- _AIM OF THE EXERCISE_: Where does "measurement" appear in the data? Return each line that holds it.

[Start of section]

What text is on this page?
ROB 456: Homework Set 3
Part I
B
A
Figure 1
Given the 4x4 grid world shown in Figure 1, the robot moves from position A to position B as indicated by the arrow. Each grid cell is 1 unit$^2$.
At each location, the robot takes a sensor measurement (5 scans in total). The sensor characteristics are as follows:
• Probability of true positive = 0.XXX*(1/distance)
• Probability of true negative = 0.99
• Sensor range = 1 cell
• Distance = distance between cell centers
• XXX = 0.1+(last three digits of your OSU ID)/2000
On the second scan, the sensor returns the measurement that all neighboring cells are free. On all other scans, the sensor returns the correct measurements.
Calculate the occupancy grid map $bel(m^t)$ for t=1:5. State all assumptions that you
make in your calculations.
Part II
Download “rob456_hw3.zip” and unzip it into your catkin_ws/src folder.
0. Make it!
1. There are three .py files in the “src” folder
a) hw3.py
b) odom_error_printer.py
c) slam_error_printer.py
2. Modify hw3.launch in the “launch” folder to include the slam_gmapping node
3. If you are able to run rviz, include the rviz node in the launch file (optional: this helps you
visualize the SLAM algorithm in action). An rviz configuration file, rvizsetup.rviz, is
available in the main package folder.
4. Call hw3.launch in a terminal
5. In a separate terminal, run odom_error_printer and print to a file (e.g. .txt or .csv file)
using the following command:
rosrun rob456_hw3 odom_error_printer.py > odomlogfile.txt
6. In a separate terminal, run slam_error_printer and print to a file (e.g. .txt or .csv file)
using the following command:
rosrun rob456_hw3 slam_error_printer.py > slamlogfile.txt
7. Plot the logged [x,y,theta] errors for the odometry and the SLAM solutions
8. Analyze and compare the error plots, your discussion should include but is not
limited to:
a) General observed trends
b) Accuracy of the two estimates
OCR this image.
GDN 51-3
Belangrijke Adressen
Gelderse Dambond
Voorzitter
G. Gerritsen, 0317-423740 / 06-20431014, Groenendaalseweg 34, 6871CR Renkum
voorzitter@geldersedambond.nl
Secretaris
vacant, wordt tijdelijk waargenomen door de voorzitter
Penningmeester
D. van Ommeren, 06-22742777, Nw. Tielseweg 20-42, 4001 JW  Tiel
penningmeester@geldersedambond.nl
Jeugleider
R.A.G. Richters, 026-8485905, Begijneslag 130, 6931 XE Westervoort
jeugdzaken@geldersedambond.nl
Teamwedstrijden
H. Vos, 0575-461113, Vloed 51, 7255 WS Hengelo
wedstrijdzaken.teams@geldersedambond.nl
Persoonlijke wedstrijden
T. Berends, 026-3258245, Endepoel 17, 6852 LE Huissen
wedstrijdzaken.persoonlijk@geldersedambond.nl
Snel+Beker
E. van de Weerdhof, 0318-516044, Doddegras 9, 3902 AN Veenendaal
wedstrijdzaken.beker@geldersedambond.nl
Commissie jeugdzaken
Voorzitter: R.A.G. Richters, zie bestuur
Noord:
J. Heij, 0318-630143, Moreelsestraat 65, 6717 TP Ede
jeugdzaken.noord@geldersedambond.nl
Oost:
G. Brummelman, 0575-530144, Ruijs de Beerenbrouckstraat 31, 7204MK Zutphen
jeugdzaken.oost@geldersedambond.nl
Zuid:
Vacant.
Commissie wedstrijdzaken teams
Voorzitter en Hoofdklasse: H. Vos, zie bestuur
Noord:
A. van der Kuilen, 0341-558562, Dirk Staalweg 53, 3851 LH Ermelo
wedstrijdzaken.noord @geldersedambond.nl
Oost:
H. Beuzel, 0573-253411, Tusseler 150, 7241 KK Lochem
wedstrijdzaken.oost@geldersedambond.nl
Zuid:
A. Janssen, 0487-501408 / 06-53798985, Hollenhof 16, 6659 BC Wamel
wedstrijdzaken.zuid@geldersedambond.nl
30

[End of section]

- _ANSWER SECTION_:
At each location, the robot takes a sensor measurement (5 scans in total). The sensor characteristics are as follows:
On the second scan, the sensor returns the measurement that all neighboring cells are free. On all other scans, the sensor returns the correct measurements.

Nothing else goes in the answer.